— Begin RECORDS TO USE —
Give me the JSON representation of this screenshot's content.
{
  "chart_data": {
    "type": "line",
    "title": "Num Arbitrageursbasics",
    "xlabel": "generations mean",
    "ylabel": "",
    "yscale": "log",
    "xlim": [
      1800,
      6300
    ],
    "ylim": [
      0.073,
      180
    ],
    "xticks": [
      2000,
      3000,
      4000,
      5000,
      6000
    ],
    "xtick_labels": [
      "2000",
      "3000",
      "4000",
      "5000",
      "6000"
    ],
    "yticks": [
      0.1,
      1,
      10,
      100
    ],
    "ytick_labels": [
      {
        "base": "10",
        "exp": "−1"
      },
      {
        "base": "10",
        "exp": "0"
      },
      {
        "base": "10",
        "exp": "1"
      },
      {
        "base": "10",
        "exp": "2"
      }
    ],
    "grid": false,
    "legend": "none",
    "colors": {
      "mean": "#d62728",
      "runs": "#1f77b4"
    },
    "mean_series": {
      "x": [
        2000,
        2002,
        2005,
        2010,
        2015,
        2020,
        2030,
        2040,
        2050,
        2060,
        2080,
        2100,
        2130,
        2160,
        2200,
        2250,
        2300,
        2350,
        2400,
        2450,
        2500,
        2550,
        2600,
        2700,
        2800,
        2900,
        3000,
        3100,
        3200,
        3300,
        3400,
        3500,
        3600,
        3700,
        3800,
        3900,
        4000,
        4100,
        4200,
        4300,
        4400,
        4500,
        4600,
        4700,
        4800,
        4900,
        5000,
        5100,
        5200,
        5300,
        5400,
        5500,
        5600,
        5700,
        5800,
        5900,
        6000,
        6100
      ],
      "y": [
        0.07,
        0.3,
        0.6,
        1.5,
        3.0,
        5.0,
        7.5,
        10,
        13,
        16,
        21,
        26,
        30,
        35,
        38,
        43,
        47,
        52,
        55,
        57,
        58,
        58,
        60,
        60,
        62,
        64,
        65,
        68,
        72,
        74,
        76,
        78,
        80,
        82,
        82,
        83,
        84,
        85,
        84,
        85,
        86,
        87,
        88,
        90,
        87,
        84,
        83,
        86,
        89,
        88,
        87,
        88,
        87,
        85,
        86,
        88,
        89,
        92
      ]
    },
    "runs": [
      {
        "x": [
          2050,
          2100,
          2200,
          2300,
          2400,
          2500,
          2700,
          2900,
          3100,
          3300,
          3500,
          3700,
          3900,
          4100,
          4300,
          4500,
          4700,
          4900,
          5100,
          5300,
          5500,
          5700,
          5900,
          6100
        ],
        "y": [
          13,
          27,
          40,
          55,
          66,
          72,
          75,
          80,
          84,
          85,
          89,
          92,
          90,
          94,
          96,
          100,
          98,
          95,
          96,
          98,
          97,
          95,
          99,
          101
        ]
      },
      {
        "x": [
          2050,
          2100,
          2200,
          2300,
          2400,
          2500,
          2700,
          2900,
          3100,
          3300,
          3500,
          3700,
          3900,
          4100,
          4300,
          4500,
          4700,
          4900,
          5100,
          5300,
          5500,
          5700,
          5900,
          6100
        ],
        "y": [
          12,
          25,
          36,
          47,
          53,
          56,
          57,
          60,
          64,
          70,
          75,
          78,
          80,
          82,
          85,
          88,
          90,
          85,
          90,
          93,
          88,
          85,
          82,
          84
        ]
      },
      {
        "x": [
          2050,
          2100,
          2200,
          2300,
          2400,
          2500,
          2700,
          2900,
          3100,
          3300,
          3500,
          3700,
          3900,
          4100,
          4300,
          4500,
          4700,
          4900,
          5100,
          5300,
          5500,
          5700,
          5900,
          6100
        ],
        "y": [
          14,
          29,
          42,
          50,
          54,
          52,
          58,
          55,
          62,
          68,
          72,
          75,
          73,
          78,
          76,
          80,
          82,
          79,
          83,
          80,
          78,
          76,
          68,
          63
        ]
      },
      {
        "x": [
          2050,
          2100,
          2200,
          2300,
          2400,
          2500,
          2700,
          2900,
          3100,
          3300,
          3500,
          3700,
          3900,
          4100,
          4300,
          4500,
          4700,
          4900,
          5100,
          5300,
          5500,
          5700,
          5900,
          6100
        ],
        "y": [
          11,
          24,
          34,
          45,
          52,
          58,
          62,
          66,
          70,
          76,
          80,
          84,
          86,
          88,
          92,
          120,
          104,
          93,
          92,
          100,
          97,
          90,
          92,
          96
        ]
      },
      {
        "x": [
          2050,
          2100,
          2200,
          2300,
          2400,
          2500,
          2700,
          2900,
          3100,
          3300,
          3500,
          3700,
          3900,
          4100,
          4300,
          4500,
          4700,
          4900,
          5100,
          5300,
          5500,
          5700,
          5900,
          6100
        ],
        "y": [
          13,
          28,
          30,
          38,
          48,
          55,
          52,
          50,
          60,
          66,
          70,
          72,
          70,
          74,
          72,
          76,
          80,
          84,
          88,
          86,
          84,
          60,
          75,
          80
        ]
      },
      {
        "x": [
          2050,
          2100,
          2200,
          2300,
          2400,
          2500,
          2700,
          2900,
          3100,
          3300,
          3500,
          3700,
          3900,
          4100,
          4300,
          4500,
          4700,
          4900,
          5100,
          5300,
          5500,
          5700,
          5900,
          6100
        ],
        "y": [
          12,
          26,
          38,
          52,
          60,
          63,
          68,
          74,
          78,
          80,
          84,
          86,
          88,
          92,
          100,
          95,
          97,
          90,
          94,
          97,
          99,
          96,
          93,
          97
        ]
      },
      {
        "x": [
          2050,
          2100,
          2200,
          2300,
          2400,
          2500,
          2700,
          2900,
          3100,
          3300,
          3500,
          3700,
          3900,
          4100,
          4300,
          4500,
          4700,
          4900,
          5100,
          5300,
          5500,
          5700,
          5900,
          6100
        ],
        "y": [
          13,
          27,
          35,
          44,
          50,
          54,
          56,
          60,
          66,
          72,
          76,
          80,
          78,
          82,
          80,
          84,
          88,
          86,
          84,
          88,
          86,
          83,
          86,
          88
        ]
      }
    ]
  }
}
— End RECORDS TO USE —
→ **YOUR GOAL**: Quote each line above in full, word for word.

→ **CORRECT OUTPUT**:
Give me the JSON representation of this screenshot's content.
{
  "chart_data": {
    "type": "line",
    "title": "Num Arbitrageursbasics",
    "xlabel": "generations mean",
    "ylabel": "",
    "yscale": "log",
    "xlim": [
      1800,
      6300
    ],
    "ylim": [
      0.073,
      180
    ],
    "xticks": [
      2000,
      3000,
      4000,
      5000,
      6000
    ],
    "xtick_labels": [
      "2000",
      "3000",
      "4000",
      "5000",
      "6000"
    ],
    "yticks": [
      0.1,
      1,
      10,
      100
    ],
    "ytick_labels": [
      {
        "base": "10",
        "exp": "−1"
      },
      {
        "base": "10",
        "exp": "0"
      },
      {
        "base": "10",
        "exp": "1"
      },
      {
        "base": "10",
        "exp": "2"
      }
    ],
    "grid": false,
    "legend": "none",
    "colors": {
      "mean": "#d62728",
      "runs": "#1f77b4"
    },
    "mean_series": {
      "x": [
        2000,
        2002,
        2005,
        2010,
        2015,
        2020,
        2030,
        2040,
        2050,
        2060,
        2080,
        2100,
        2130,
        2160,
        2200,
        2250,
        2300,
        2350,
        2400,
        2450,
        2500,
        2550,
        2600,
        2700,
        2800,
        2900,
        3000,
        3100,
        3200,
        3300,
        3400,
        3500,
        3600,
        3700,
        3800,
        3900,
        4000,
        4100,
        4200,
        4300,
        4400,
        4500,
        4600,
        4700,
        4800,
        4900,
        5000,
        5100,
        5200,
        5300,
        5400,
        5500,
        5600,
        5700,
        5800,
        5900,
        6000,
        6100
      ],
      "y": [
        0.07,
        0.3,
        0.6,
        1.5,
        3.0,
        5.0,
        7.5,
        10,
        13,
        16,
        21,
        26,
        30,
        35,
        38,
        43,
        47,
        52,
        55,
        57,
        58,
        58,
        60,
        60,
        62,
        64,
        65,
        68,
        72,
        74,
        76,
        78,
        80,
        82,
        82,
        83,
        84,
        85,
        84,
        85,
        86,
        87,
        88,
        90,
        87,
        84,
        83,
        86,
        89,
        88,
        87,
        88,
        87,
        85,
        86,
        88,
        89,
        92
      ]
    },
    "runs": [
      {
        "x": [
          2050,
          2100,
          2200,
          2300,
          2400,
          2500,
          2700,
          2900,
          3100,
          3300,
          3500,
          3700,
          3900,
          4100,
          4300,
          4500,
          4700,
          4900,
          5100,
          5300,
          5500,
          5700,
          5900,
          6100
        ],
        "y": [
          13,
          27,
          40,
          55,
          66,
          72,
          75,
          80,
          84,
          85,
          89,
          92,
          90,
          94,
          96,
          100,
          98,
          95,
          96,
          98,
          97,
          95,
          99,
          101
        ]
      },
      {
        "x": [
          2050,
          2100,
          2200,
          2300,
          2400,
          2500,
          2700,
          2900,
          3100,
          3300,
          3500,
          3700,
          3900,
          4100,
          4300,
          4500,
          4700,
          4900,
          5100,
          5300,
          5500,
          5700,
          5900,
          6100
        ],
        "y": [
          12,
          25,
          36,
          47,
          53,
          56,
          57,
          60,
          64,
          70,
          75,
          78,
          80,
          82,
          85,
          88,
          90,
          85,
          90,
          93,
          88,
          85,
          82,
          84
        ]
      },
      {
        "x": [
          2050,
          2100,
          2200,
          2300,
          2400,
          2500,
          2700,
          2900,
          3100,
          3300,
          3500,
          3700,
          3900,
          4100,
          4300,
          4500,
          4700,
          4900,
          5100,
          5300,
          5500,
          5700,
          5900,
          6100
        ],
        "y": [
          14,
          29,
          42,
          50,
          54,
          52,
          58,
          55,
          62,
          68,
          72,
          75,
          73,
          78,
          76,
          80,
          82,
          79,
          83,
          80,
          78,
          76,
          68,
          63
        ]
      },
      {
        "x": [
          2050,
          2100,
          2200,
          2300,
          2400,
          2500,
          2700,
          2900,
          3100,
          3300,
          3500,
          3700,
          3900,
          4100,
          4300,
          4500,
          4700,
          4900,
          5100,
          5300,
          5500,
          5700,
          5900,
          6100
        ],
        "y": [
          11,
          24,
          34,
          45,
          52,
          58,
          62,
          66,
          70,
          76,
          80,
          84,
          86,
          88,
          92,
          120,
          104,
          93,
          92,
          100,
          97,
          90,
          92,
          96
        ]
      },
      {
        "x": [
          2050,
          2100,
          2200,
          2300,
          2400,
          2500,
          2700,
          2900,
          3100,
          3300,
          3500,
          3700,
          3900,
          4100,
          4300,
          4500,
          4700,
          4900,
          5100,
          5300,
          5500,
          5700,
          5900,
          6100
        ],
        "y": [
          13,
          28,
          30,
          38,
          48,
          55,
          52,
          50,
          60,
          66,
          70,
          72,
          70,
          74,
          72,
          76,
          80,
          84,
          88,
          86,
          84,
          60,
          75,
          80
        ]
      },
      {
        "x": [
          2050,
          2100,
          2200,
          2300,
          2400,
          2500,
          2700,
          2900,
          3100,
          3300,
          3500,
          3700,
          3900,
          4100,
          4300,
          4500,
          4700,
          4900,
          5100,
          5300,
          5500,
          5700,
          5900,
          6100
        ],
        "y": [
          12,
          26,
          38,
          52,
          60,
          63,
          68,
          74,
          78,
          80,
          84,
          86,
          88,
          92,
          100,
          95,
          97,
          90,
          94,
          97,
          99,
          96,
          93,
          97
        ]
      },
      {
        "x": [
          2050,
          2100,
          2200,
          2300,
          2400,
          2500,
          2700,
          2900,
          3100,
          3300,
          3500,
          3700,
          3900,
          4100,
          4300,
          4500,
          4700,
          4900,
          5100,
          5300,
          5500,
          5700,
          5900,
          6100
        ],
        "y": [
          13,
          27,
          35,
          44,
          50,
          54,
          56,
          60,
          66,
          72,
          76,
          80,
          78,
          82,
          80,
          84,
          88,
          86,
          84,
          88,
          86,
          83,
          86,
          88
        ]
      }
    ]
  }
}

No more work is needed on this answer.